(WHAT YOU NEED TO DO) Show all lines holding "naccess".

(LISTED RECORDS)
╭──
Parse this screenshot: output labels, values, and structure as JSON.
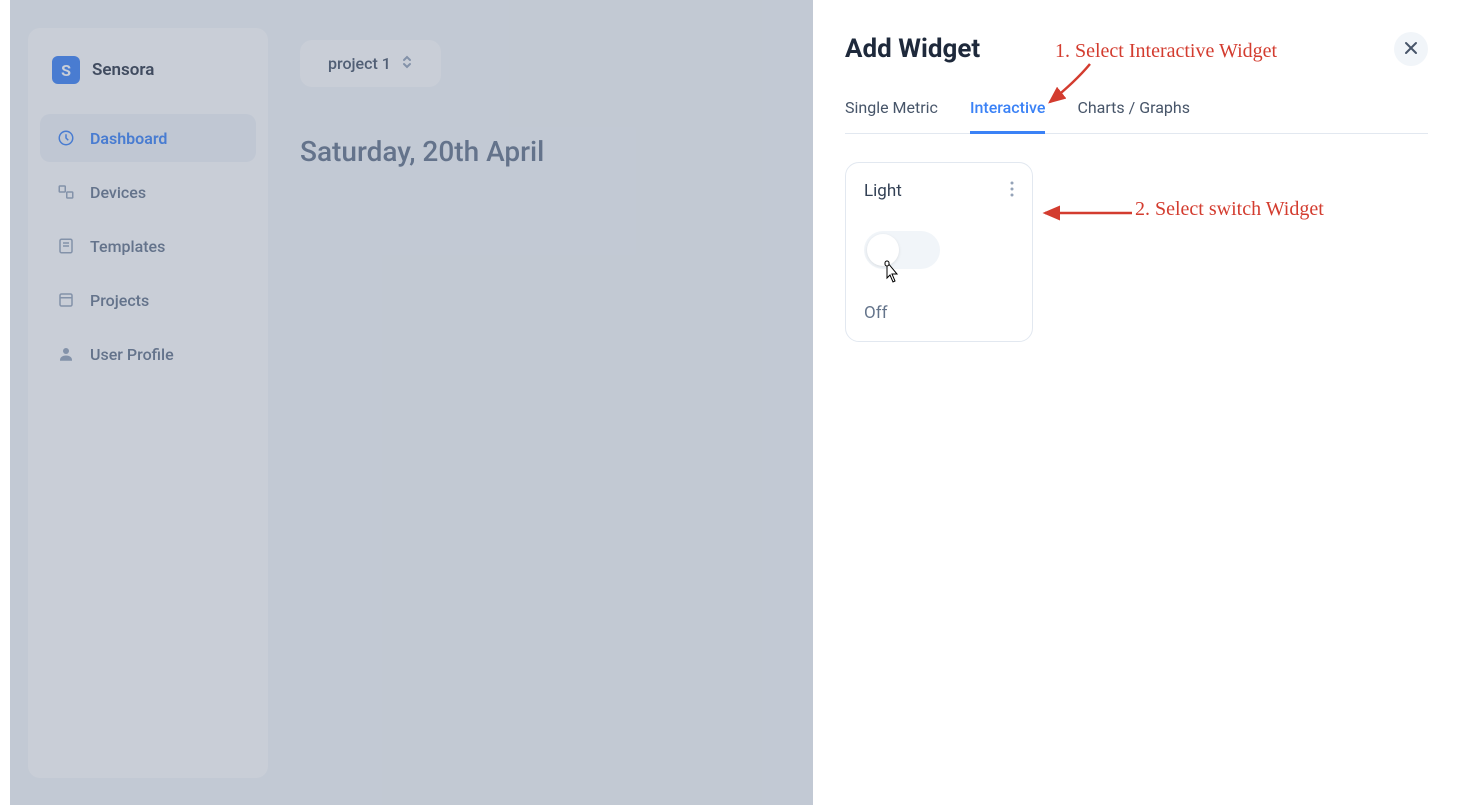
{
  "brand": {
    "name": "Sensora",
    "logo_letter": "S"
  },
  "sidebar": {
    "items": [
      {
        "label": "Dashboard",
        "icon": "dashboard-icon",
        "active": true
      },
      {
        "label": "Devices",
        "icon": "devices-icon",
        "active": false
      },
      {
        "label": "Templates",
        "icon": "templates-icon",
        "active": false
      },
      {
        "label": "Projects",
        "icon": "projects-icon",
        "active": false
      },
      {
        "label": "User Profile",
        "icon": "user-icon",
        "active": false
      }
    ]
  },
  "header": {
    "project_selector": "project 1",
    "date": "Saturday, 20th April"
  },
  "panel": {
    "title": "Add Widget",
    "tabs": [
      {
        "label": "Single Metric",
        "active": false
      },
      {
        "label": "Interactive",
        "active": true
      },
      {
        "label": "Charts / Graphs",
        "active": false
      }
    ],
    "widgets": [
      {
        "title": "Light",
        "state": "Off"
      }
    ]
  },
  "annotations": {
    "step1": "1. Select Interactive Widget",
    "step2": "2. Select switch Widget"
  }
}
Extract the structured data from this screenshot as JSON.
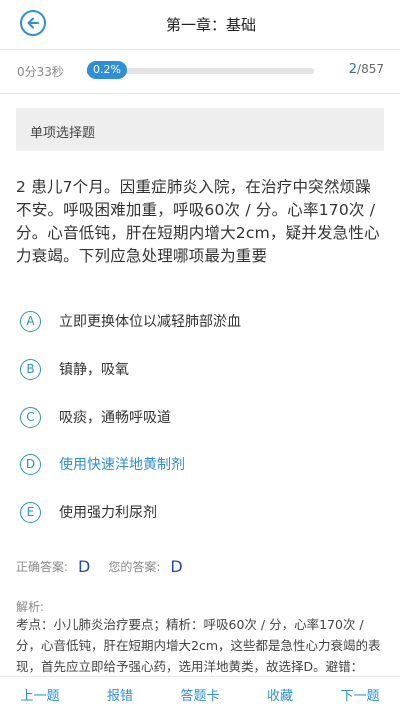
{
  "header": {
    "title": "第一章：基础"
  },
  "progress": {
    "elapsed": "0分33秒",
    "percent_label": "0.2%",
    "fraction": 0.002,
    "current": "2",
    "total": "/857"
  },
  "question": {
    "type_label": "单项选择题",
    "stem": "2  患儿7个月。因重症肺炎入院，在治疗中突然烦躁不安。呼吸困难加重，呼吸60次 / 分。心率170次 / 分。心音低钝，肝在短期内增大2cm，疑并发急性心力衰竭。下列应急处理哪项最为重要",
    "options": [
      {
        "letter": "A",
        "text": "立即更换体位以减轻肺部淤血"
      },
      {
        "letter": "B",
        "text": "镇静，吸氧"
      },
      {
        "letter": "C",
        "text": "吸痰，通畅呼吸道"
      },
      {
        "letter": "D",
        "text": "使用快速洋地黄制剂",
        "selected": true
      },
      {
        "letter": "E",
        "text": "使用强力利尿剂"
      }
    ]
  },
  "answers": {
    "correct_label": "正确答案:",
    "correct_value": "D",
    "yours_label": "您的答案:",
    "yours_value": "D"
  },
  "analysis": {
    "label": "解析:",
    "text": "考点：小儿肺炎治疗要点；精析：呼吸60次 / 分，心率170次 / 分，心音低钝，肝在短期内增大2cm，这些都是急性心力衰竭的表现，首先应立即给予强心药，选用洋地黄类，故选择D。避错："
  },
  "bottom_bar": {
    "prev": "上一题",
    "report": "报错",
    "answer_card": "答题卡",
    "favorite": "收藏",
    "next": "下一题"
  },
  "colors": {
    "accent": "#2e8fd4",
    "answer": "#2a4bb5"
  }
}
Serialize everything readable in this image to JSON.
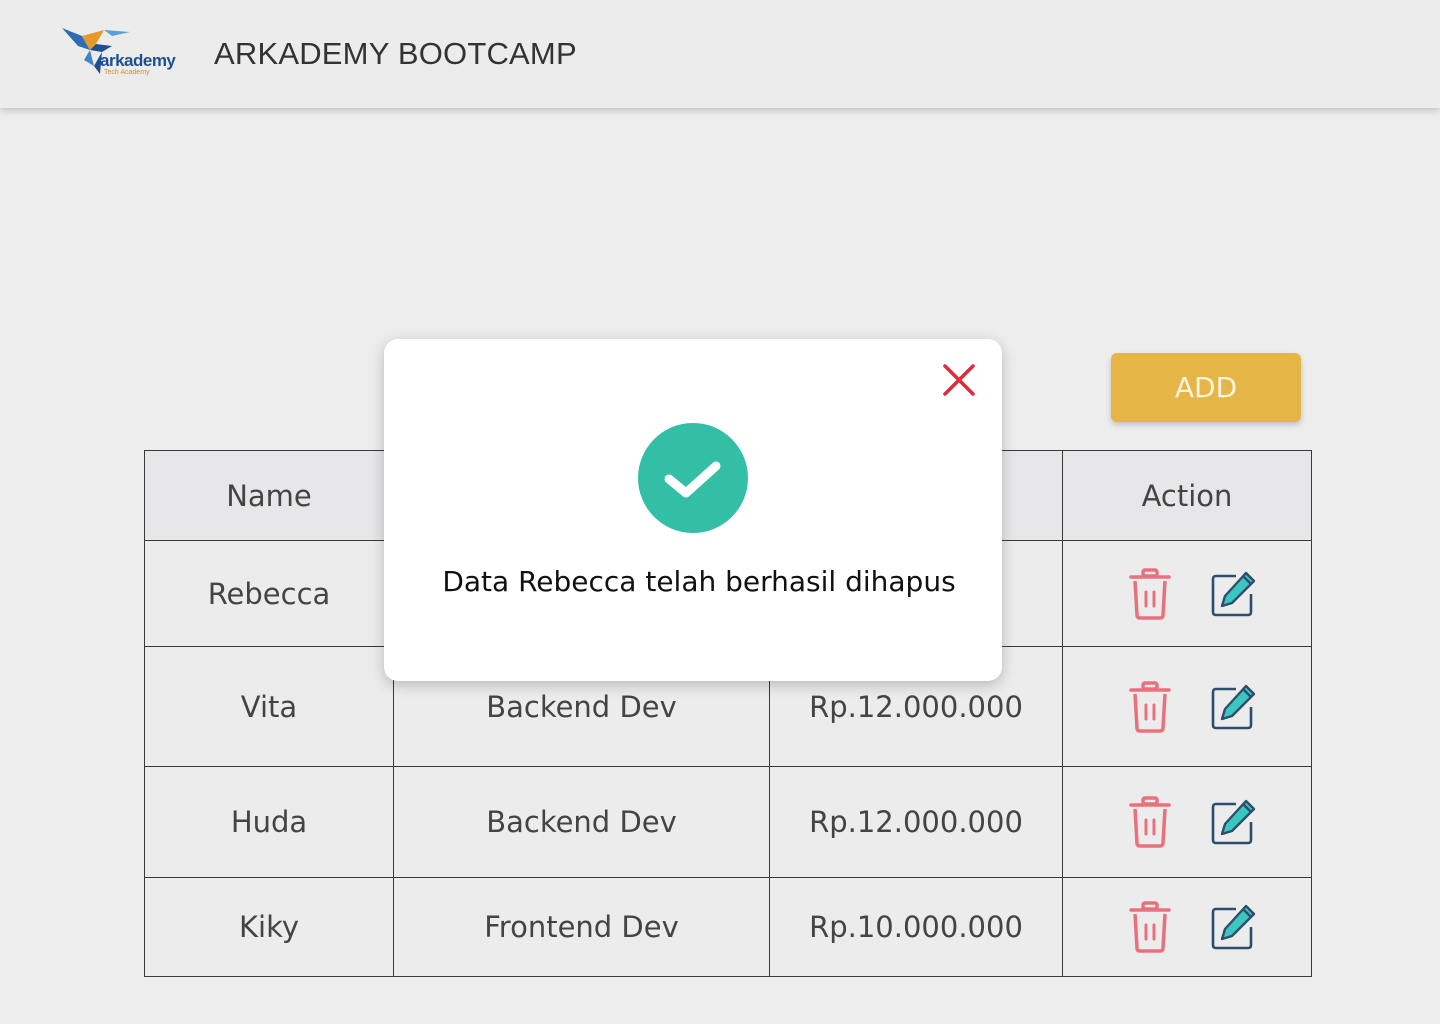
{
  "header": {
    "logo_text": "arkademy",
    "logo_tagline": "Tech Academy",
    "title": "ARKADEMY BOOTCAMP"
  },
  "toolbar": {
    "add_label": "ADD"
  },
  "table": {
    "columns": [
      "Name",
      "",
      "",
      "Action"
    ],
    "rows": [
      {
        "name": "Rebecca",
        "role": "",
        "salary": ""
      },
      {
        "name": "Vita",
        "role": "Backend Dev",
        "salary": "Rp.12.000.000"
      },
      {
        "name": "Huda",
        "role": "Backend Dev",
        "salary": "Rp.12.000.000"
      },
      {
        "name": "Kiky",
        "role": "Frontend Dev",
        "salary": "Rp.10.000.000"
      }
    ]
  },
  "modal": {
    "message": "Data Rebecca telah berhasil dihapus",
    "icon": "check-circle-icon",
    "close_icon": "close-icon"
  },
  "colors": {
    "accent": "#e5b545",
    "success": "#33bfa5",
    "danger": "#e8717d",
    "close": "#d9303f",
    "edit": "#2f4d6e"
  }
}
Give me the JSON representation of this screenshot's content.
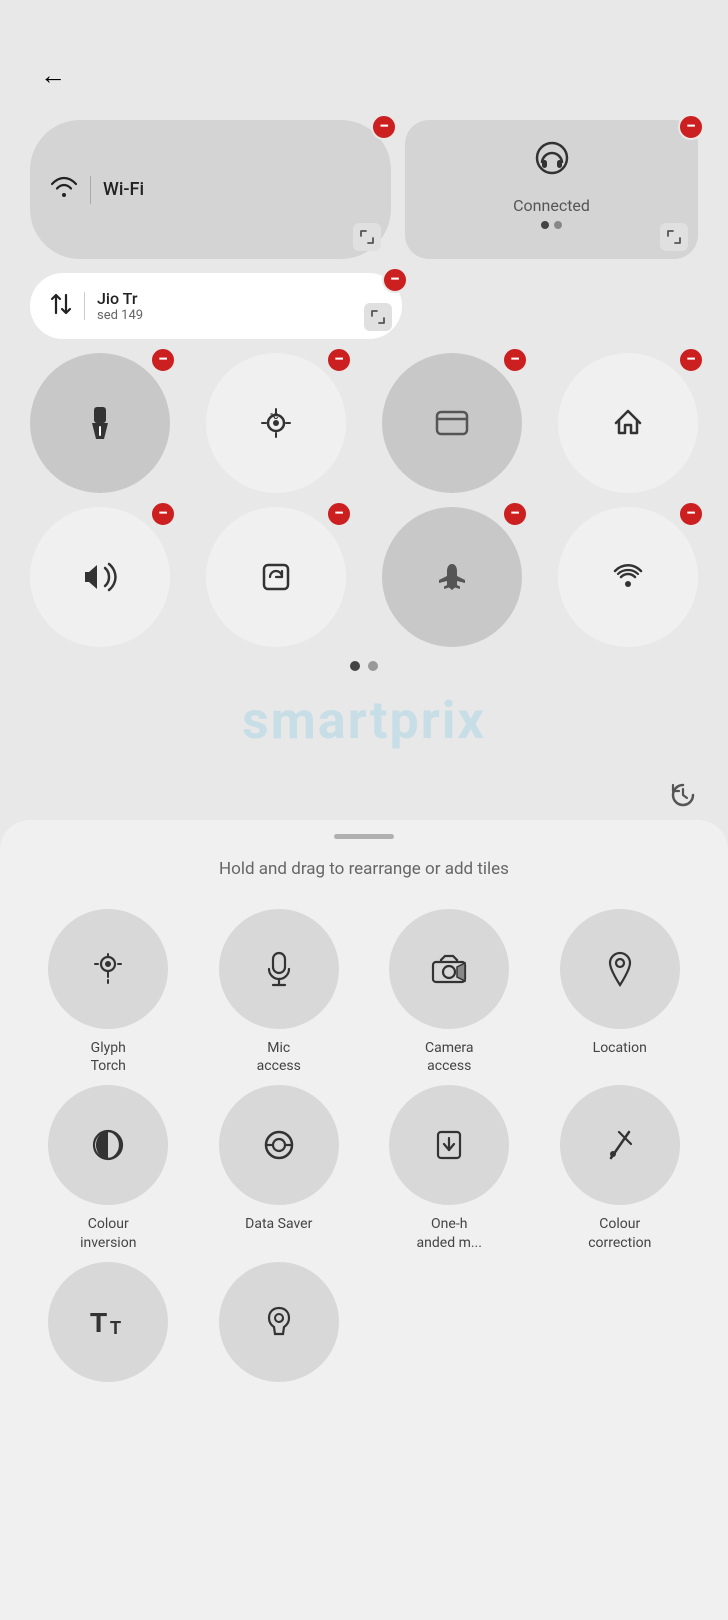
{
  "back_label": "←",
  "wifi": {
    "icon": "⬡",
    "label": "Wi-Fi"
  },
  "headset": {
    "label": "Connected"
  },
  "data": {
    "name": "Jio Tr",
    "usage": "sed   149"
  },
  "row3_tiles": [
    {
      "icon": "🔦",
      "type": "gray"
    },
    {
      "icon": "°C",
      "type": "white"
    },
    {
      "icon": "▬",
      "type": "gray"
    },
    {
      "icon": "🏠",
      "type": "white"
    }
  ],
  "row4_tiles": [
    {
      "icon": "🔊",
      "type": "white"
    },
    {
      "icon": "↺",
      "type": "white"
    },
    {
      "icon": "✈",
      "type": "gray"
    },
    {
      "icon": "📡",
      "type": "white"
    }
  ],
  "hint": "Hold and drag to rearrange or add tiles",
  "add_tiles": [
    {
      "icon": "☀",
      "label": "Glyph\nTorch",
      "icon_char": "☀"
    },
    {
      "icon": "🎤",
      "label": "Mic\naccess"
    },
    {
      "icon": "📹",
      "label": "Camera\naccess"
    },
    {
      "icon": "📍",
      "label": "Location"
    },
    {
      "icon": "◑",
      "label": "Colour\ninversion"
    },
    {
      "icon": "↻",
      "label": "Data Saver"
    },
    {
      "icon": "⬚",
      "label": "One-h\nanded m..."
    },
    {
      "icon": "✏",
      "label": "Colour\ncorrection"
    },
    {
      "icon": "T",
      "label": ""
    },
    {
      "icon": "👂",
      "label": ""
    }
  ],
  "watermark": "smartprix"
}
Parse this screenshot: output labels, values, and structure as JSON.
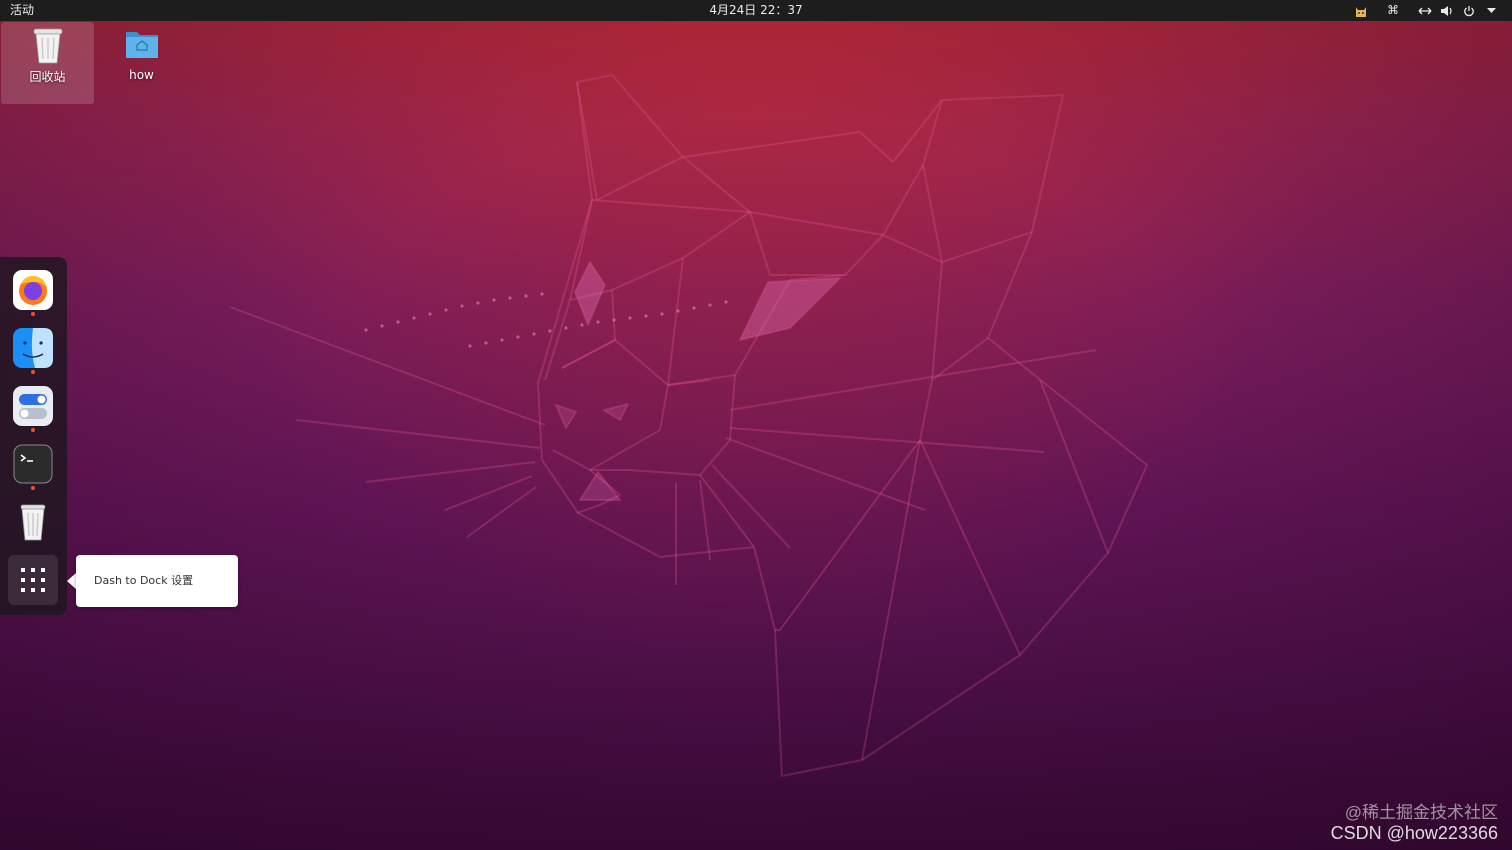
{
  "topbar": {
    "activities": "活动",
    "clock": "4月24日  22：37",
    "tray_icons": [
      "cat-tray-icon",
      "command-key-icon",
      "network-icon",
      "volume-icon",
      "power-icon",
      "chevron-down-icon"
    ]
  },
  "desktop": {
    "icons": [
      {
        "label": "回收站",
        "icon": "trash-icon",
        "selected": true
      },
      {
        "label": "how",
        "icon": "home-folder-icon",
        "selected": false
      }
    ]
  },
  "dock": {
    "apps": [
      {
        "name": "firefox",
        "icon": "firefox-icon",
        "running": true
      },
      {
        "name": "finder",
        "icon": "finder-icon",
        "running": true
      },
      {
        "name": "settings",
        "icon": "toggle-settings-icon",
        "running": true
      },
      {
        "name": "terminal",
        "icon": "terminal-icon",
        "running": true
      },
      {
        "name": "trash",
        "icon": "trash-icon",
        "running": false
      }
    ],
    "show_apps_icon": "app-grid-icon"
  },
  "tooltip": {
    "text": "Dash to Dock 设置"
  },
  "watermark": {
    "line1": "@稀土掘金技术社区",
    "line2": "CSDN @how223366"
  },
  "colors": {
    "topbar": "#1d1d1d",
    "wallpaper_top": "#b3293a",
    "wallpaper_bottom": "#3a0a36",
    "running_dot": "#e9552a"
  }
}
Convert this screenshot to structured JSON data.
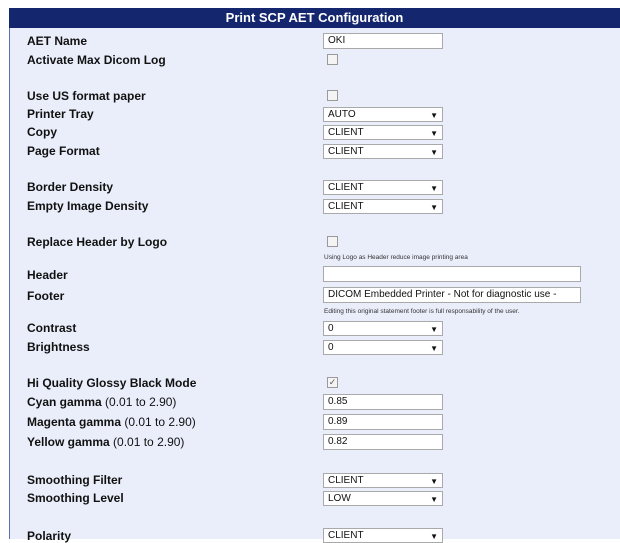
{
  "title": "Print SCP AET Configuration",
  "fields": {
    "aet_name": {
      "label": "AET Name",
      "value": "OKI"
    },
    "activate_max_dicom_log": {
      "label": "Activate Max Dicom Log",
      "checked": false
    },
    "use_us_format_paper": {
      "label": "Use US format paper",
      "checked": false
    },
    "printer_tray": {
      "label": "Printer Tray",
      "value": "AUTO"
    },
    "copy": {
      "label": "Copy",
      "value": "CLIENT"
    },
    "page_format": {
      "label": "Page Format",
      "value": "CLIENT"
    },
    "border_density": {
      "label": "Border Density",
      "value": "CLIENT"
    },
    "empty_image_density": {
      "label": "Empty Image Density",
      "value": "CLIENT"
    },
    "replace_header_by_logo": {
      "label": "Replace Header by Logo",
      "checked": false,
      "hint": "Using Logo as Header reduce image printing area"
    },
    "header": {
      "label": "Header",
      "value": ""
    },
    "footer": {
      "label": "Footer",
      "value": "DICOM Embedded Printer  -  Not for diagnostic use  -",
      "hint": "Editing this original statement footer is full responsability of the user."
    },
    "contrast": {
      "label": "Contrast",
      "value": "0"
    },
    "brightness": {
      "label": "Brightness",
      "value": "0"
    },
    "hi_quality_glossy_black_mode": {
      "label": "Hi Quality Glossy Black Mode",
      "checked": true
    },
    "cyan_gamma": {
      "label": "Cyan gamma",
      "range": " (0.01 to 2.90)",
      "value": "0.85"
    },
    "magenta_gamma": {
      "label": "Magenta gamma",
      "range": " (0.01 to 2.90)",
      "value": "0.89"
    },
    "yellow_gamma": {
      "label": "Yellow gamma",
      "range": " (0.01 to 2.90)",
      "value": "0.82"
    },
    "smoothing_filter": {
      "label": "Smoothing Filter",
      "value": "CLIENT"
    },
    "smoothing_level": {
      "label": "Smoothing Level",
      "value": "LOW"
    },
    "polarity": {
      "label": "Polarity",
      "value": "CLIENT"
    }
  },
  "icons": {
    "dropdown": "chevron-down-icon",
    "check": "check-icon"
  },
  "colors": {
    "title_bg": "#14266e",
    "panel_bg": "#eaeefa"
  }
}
╰──
(RESULT FOR THIS TASK)
      "label": "Mic\naccess"
      "label": "Camera\naccess"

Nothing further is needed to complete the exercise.